- _EXERCISE DIRECTIONS_:
Copy out the listing exactly.
# Start of LISTING
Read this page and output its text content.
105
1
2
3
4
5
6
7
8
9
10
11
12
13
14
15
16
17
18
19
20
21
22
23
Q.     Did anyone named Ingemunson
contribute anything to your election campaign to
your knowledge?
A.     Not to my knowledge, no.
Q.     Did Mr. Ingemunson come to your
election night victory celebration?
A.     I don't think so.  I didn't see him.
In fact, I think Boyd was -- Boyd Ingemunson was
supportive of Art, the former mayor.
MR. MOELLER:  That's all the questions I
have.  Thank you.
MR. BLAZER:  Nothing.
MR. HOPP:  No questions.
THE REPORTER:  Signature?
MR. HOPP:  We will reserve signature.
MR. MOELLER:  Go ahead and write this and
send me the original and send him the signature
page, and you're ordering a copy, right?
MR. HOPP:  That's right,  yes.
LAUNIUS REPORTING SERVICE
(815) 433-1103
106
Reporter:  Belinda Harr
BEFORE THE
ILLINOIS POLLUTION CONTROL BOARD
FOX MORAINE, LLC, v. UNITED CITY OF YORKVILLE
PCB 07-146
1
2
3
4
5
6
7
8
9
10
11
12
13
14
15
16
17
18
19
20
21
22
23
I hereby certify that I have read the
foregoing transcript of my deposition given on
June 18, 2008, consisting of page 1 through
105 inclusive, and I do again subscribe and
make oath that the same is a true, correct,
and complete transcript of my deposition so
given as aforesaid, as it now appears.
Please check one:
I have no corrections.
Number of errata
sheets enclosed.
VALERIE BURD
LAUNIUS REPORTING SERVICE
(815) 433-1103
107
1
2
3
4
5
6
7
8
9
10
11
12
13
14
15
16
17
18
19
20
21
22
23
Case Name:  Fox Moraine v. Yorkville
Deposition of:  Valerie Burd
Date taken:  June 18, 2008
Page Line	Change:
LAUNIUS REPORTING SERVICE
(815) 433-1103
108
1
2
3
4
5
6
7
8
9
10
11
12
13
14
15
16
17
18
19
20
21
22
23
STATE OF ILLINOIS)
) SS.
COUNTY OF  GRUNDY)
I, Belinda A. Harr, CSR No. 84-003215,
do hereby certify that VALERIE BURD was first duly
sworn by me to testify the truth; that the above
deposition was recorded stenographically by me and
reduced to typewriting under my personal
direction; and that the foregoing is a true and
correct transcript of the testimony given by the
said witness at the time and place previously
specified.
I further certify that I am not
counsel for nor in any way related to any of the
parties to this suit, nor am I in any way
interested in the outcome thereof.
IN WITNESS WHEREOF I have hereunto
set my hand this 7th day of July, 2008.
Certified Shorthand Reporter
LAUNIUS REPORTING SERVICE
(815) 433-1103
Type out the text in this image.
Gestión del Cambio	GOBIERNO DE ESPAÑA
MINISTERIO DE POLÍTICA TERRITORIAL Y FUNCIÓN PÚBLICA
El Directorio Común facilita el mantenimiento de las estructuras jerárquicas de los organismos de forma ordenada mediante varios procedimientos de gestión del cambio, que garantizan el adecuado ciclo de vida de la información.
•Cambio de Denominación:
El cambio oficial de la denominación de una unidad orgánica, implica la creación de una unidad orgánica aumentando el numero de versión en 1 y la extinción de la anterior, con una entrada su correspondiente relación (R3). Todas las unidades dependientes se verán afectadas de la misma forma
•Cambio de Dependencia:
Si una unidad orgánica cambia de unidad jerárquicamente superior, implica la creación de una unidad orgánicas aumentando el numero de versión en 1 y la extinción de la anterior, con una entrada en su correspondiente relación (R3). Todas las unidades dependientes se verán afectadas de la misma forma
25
# End of LISTING
- _WRITTEN REPLY_:
Read this page and output its text content.
105
1
2
3
4
5
6
7
8
9
10
11
12
13
14
15
16
17
18
19
20
21
22
23
Q.     Did anyone named Ingemunson
contribute anything to your election campaign to
your knowledge?
A.     Not to my knowledge, no.
Q.     Did Mr. Ingemunson come to your
election night victory celebration?
A.     I don't think so.  I didn't see him.
In fact, I think Boyd was -- Boyd Ingemunson was
supportive of Art, the former mayor.
MR. MOELLER:  That's all the questions I
have.  Thank you.
MR. BLAZER:  Nothing.
MR. HOPP:  No questions.
THE REPORTER:  Signature?
MR. HOPP:  We will reserve signature.
MR. MOELLER:  Go ahead and write this and
send me the original and send him the signature
page, and you're ordering a copy, right?
MR. HOPP:  That's right,  yes.
LAUNIUS REPORTING SERVICE
(815) 433-1103
106
Reporter:  Belinda Harr
BEFORE THE
ILLINOIS POLLUTION CONTROL BOARD
FOX MORAINE, LLC, v. UNITED CITY OF YORKVILLE
PCB 07-146
1
2
3
4
5
6
7
8
9
10
11
12
13
14
15
16
17
18
19
20
21
22
23
I hereby certify that I have read the
foregoing transcript of my deposition given on
June 18, 2008, consisting of page 1 through
105 inclusive, and I do again subscribe and
make oath that the same is a true, correct,
and complete transcript of my deposition so
given as aforesaid, as it now appears.
Please check one:
I have no corrections.
Number of errata
sheets enclosed.
VALERIE BURD
LAUNIUS REPORTING SERVICE
(815) 433-1103
107
1
2
3
4
5
6
7
8
9
10
11
12
13
14
15
16
17
18
19
20
21
22
23
Case Name:  Fox Moraine v. Yorkville
Deposition of:  Valerie Burd
Date taken:  June 18, 2008
Page Line	Change:
LAUNIUS REPORTING SERVICE
(815) 433-1103
108
1
2
3
4
5
6
7
8
9
10
11
12
13
14
15
16
17
18
19
20
21
22
23
STATE OF ILLINOIS)
) SS.
COUNTY OF  GRUNDY)
I, Belinda A. Harr, CSR No. 84-003215,
do hereby certify that VALERIE BURD was first duly
sworn by me to testify the truth; that the above
deposition was recorded stenographically by me and
reduced to typewriting under my personal
direction; and that the foregoing is a true and
correct transcript of the testimony given by the
said witness at the time and place previously
specified.
I further certify that I am not
counsel for nor in any way related to any of the
parties to this suit, nor am I in any way
interested in the outcome thereof.
IN WITNESS WHEREOF I have hereunto
set my hand this 7th day of July, 2008.
Certified Shorthand Reporter
LAUNIUS REPORTING SERVICE
(815) 433-1103
Type out the text in this image.
Gestión del Cambio	GOBIERNO DE ESPAÑA
MINISTERIO DE POLÍTICA TERRITORIAL Y FUNCIÓN PÚBLICA
El Directorio Común facilita el mantenimiento de las estructuras jerárquicas de los organismos de forma ordenada mediante varios procedimientos de gestión del cambio, que garantizan el adecuado ciclo de vida de la información.
•Cambio de Denominación:
El cambio oficial de la denominación de una unidad orgánica, implica la creación de una unidad orgánica aumentando el numero de versión en 1 y la extinción de la anterior, con una entrada su correspondiente relación (R3). Todas las unidades dependientes se verán afectadas de la misma forma
•Cambio de Dependencia:
Si una unidad orgánica cambia de unidad jerárquicamente superior, implica la creación de una unidad orgánicas aumentando el numero de versión en 1 y la extinción de la anterior, con una entrada en su correspondiente relación (R3). Todas las unidades dependientes se verán afectadas de la misma forma
25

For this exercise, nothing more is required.